Will you output the entries below exactly, skipping every image they contain?
-- Begin Data provided --
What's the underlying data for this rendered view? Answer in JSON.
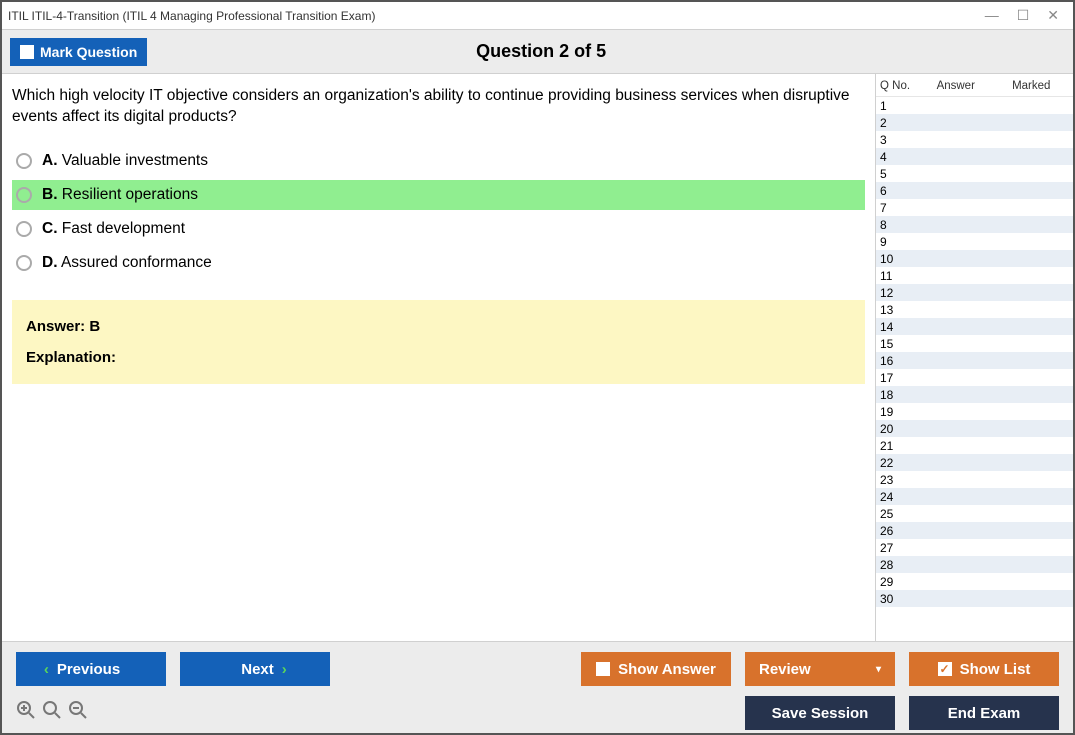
{
  "window": {
    "title": "ITIL ITIL-4-Transition (ITIL 4 Managing Professional Transition Exam)"
  },
  "toolbar": {
    "mark_label": "Mark Question",
    "question_header": "Question 2 of 5"
  },
  "question": {
    "text": "Which high velocity IT objective considers an organization's ability to continue providing business services when disruptive events affect its digital products?",
    "options": [
      {
        "letter": "A.",
        "text": "Valuable investments",
        "selected": false
      },
      {
        "letter": "B.",
        "text": "Resilient operations",
        "selected": true
      },
      {
        "letter": "C.",
        "text": "Fast development",
        "selected": false
      },
      {
        "letter": "D.",
        "text": "Assured conformance",
        "selected": false
      }
    ],
    "answer_label": "Answer: B",
    "explanation_label": "Explanation:"
  },
  "side": {
    "headers": {
      "qno": "Q No.",
      "answer": "Answer",
      "marked": "Marked"
    },
    "total_rows": 30
  },
  "buttons": {
    "previous": "Previous",
    "next": "Next",
    "show_answer": "Show Answer",
    "review": "Review",
    "show_list": "Show List",
    "save_session": "Save Session",
    "end_exam": "End Exam"
  },
  "colors": {
    "blue": "#1461b8",
    "orange": "#d8722c",
    "dark": "#26334d",
    "highlight": "#90ee90",
    "answer_bg": "#fdf7c3"
  }
}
-- End Data provided --
Solved problem:
What's the underlying data for this rendered view? Answer in JSON.
{
  "window": {
    "title": "ITIL ITIL-4-Transition (ITIL 4 Managing Professional Transition Exam)"
  },
  "toolbar": {
    "mark_label": "Mark Question",
    "question_header": "Question 2 of 5"
  },
  "question": {
    "text": "Which high velocity IT objective considers an organization's ability to continue providing business services when disruptive events affect its digital products?",
    "options": [
      {
        "letter": "A.",
        "text": "Valuable investments",
        "selected": false
      },
      {
        "letter": "B.",
        "text": "Resilient operations",
        "selected": true
      },
      {
        "letter": "C.",
        "text": "Fast development",
        "selected": false
      },
      {
        "letter": "D.",
        "text": "Assured conformance",
        "selected": false
      }
    ],
    "answer_label": "Answer: B",
    "explanation_label": "Explanation:"
  },
  "side": {
    "headers": {
      "qno": "Q No.",
      "answer": "Answer",
      "marked": "Marked"
    },
    "total_rows": 30
  },
  "buttons": {
    "previous": "Previous",
    "next": "Next",
    "show_answer": "Show Answer",
    "review": "Review",
    "show_list": "Show List",
    "save_session": "Save Session",
    "end_exam": "End Exam"
  },
  "colors": {
    "blue": "#1461b8",
    "orange": "#d8722c",
    "dark": "#26334d",
    "highlight": "#90ee90",
    "answer_bg": "#fdf7c3"
  }
}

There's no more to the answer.